WHAT NEEDS TO BE DONE |
Filter the records below down to lines containing "Çirçik".

= = = = =

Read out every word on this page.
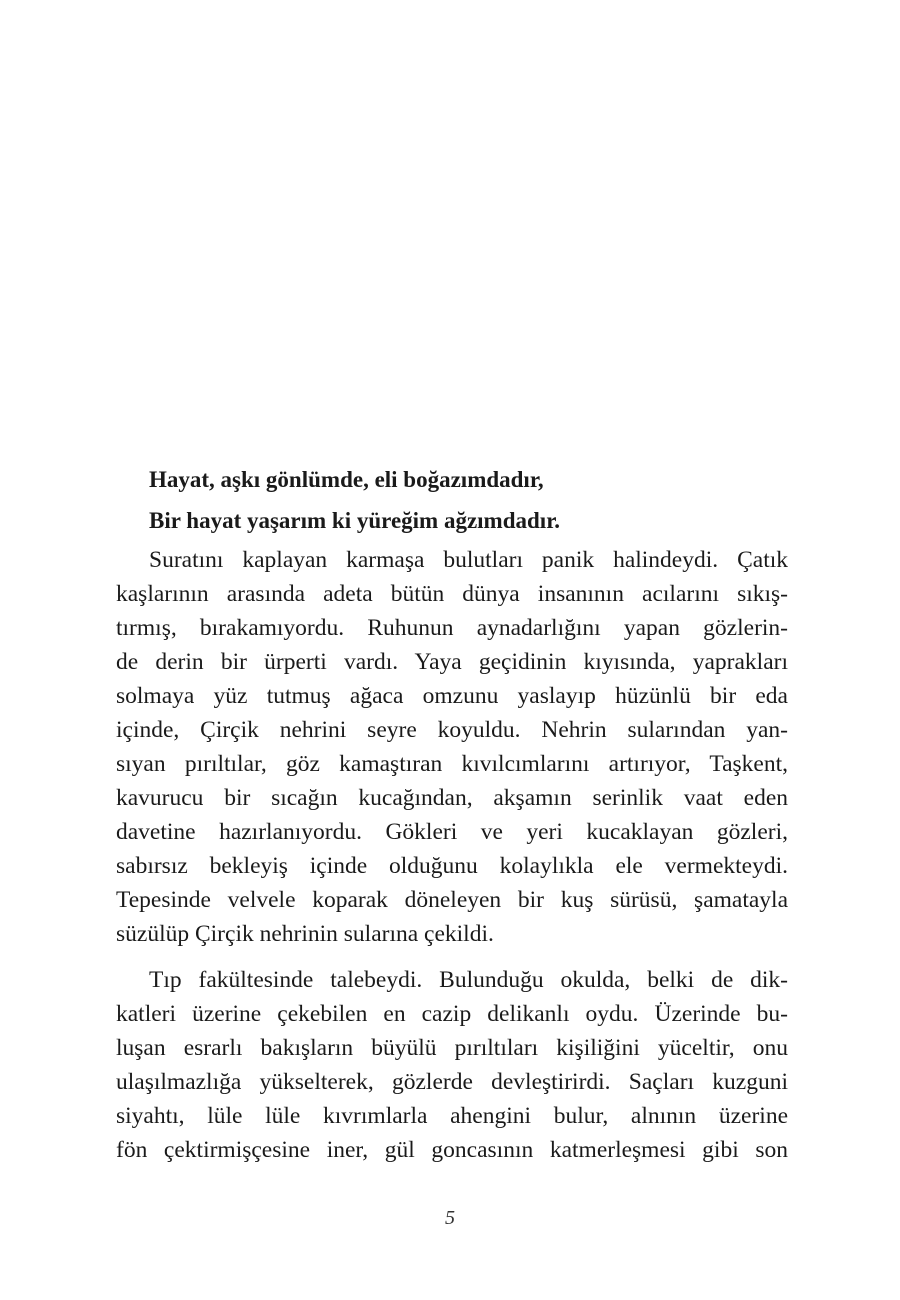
Hayat, aşkı gönlümde, eli boğazımdadır,
Bir hayat yaşarım ki yüreğim ağzımdadır.
Suratını kaplayan karmaşa bulutları panik halindeydi. Çatık
kaşlarının arasında adeta bütün dünya insanının acılarını sıkış-
tırmış, bırakamıyordu. Ruhunun aynadarlığını yapan gözlerin-
de derin bir ürperti vardı. Yaya geçidinin kıyısında, yaprakları
solmaya yüz tutmuş ağaca omzunu yaslayıp hüzünlü bir eda
içinde, Çirçik nehrini seyre koyuldu. Nehrin sularından yan-
sıyan pırıltılar, göz kamaştıran kıvılcımlarını artırıyor, Taşkent,
kavurucu bir sıcağın kucağından, akşamın serinlik vaat eden
davetine hazırlanıyordu. Gökleri ve yeri kucaklayan gözleri,
sabırsız bekleyiş içinde olduğunu kolaylıkla ele vermekteydi.
Tepesinde velvele koparak döneleyen bir kuş sürüsü, şamatayla
süzülüp Çirçik nehrinin sularına çekildi.
Tıp fakültesinde talebeydi. Bulunduğu okulda, belki de dik-
katleri üzerine çekebilen en cazip delikanlı oydu. Üzerinde bu-
luşan esrarlı bakışların büyülü pırıltıları kişiliğini yüceltir, onu
ulaşılmazlığa yükselterek, gözlerde devleştirirdi. Saçları kuzguni
siyahtı, lüle lüle kıvrımlarla ahengini bulur, alnının üzerine
fön çektirmişçesine iner, gül goncasının katmerleşmesi gibi son
5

= = = = =

REPLY |
içinde, Çirçik nehrini seyre koyuldu. Nehrin sularından yan-
süzülüp Çirçik nehrinin sularına çekildi.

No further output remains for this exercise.